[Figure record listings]
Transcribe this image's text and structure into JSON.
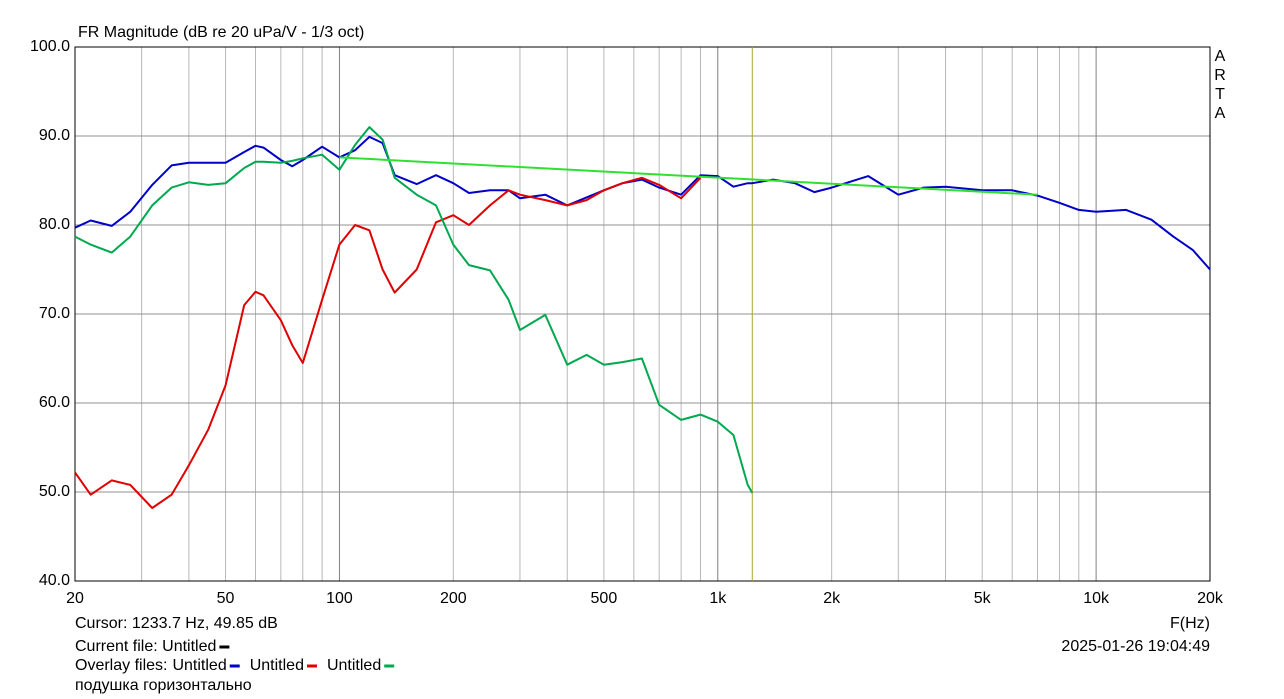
{
  "chart_data": {
    "type": "line",
    "title": "FR Magnitude (dB re 20 uPa/V - 1/3 oct)",
    "side_label": "ARTA",
    "xlabel": "F(Hz)",
    "xscale": "log",
    "xlim": [
      20,
      20000
    ],
    "ylim": [
      40,
      100
    ],
    "xticks": [
      20,
      50,
      100,
      200,
      500,
      {
        "value": 1000,
        "label": "1k"
      },
      {
        "value": 2000,
        "label": "2k"
      },
      {
        "value": 5000,
        "label": "5k"
      },
      {
        "value": 10000,
        "label": "10k"
      },
      {
        "value": 20000,
        "label": "20k"
      }
    ],
    "xgrid": [
      30,
      40,
      60,
      70,
      80,
      90,
      300,
      400,
      600,
      700,
      800,
      900,
      3000,
      4000,
      6000,
      7000,
      8000,
      9000
    ],
    "yticks": [
      {
        "value": 40,
        "label": "40.0"
      },
      {
        "value": 50,
        "label": "50.0"
      },
      {
        "value": 60,
        "label": "60.0"
      },
      {
        "value": 70,
        "label": "70.0"
      },
      {
        "value": 80,
        "label": "80.0"
      },
      {
        "value": 90,
        "label": "90.0"
      },
      {
        "value": 100,
        "label": "100.0"
      }
    ],
    "grid": true,
    "cursor": {
      "label": "Cursor: 1233.7 Hz, 49.85 dB",
      "x": 1233.7,
      "color": "#a8a830"
    },
    "current_file": {
      "label": "Current file: Untitled",
      "color": "#000000"
    },
    "overlay_label": "Overlay files:",
    "timestamp": "2025-01-26  19:04:49",
    "note": "подушка горизонтально",
    "x": [
      20,
      22,
      25,
      28,
      32,
      36,
      40,
      45,
      50,
      56,
      60,
      63,
      70,
      75,
      80,
      90,
      100,
      110,
      120,
      130,
      140,
      160,
      180,
      200,
      220,
      250,
      280,
      300,
      350,
      400,
      450,
      500,
      560,
      630,
      700,
      800,
      900,
      1000,
      1100,
      1200,
      1234,
      1400,
      1600,
      1800,
      2000,
      2500,
      3000,
      3500,
      4000,
      5000,
      6000,
      7000,
      8000,
      9000,
      10000,
      12000,
      14000,
      16000,
      18000,
      20000
    ],
    "series": [
      {
        "name": "Untitled",
        "color": "#0000c8",
        "values": [
          79.7,
          80.5,
          79.9,
          81.5,
          84.5,
          86.7,
          87,
          87,
          87,
          88.2,
          88.9,
          88.7,
          87.3,
          86.6,
          87.3,
          88.8,
          87.6,
          88.4,
          89.9,
          89.2,
          85.6,
          84.6,
          85.6,
          84.7,
          83.6,
          83.9,
          83.9,
          83,
          83.4,
          82.2,
          83.1,
          83.9,
          84.7,
          85.1,
          84.2,
          83.4,
          85.6,
          85.5,
          84.3,
          84.7,
          84.7,
          85.1,
          84.7,
          83.7,
          84.2,
          85.5,
          83.4,
          84.2,
          84.3,
          83.9,
          83.9,
          83.3,
          82.5,
          81.7,
          81.5,
          81.7,
          80.6,
          78.7,
          77.2,
          75
        ]
      },
      {
        "name": "Untitled",
        "color": "#e00000",
        "values": [
          52.2,
          49.7,
          51.3,
          50.8,
          48.2,
          49.7,
          53,
          57,
          62,
          71,
          72.5,
          72.1,
          69.3,
          66.5,
          64.5,
          71.6,
          77.8,
          80,
          79.4,
          75,
          72.4,
          75,
          80.3,
          81.1,
          80,
          82.2,
          83.9,
          83.4,
          82.8,
          82.2,
          82.8,
          83.9,
          84.7,
          85.3,
          84.5,
          83,
          85.3,
          null,
          null,
          null,
          null,
          null,
          null,
          null,
          null,
          null,
          null,
          null,
          null,
          null,
          null,
          null,
          null,
          null,
          null,
          null,
          null,
          null,
          null,
          null
        ]
      },
      {
        "name": "Untitled",
        "color": "#00a850",
        "values": [
          78.7,
          77.8,
          76.9,
          78.7,
          82.2,
          84.2,
          84.8,
          84.5,
          84.7,
          86.4,
          87.1,
          87.1,
          87,
          87.2,
          87.5,
          87.9,
          86.2,
          89,
          91,
          89.6,
          85.3,
          83.4,
          82.2,
          77.8,
          75.5,
          74.9,
          71.6,
          68.2,
          69.9,
          64.3,
          65.4,
          64.3,
          64.6,
          65,
          59.8,
          58.1,
          58.7,
          57.9,
          56.4,
          50.8,
          49.9,
          null,
          null,
          null,
          null,
          null,
          null,
          null,
          null,
          null,
          null,
          null,
          null,
          null,
          null,
          null,
          null,
          null,
          null,
          null
        ]
      },
      {
        "color": "#30e030",
        "x": [
          100,
          7000
        ],
        "values": [
          87.6,
          83.4
        ]
      }
    ]
  }
}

**Problem:**
In the listing, find every line with the word "color" and state how many there are, nothing more.

**Task response:**
6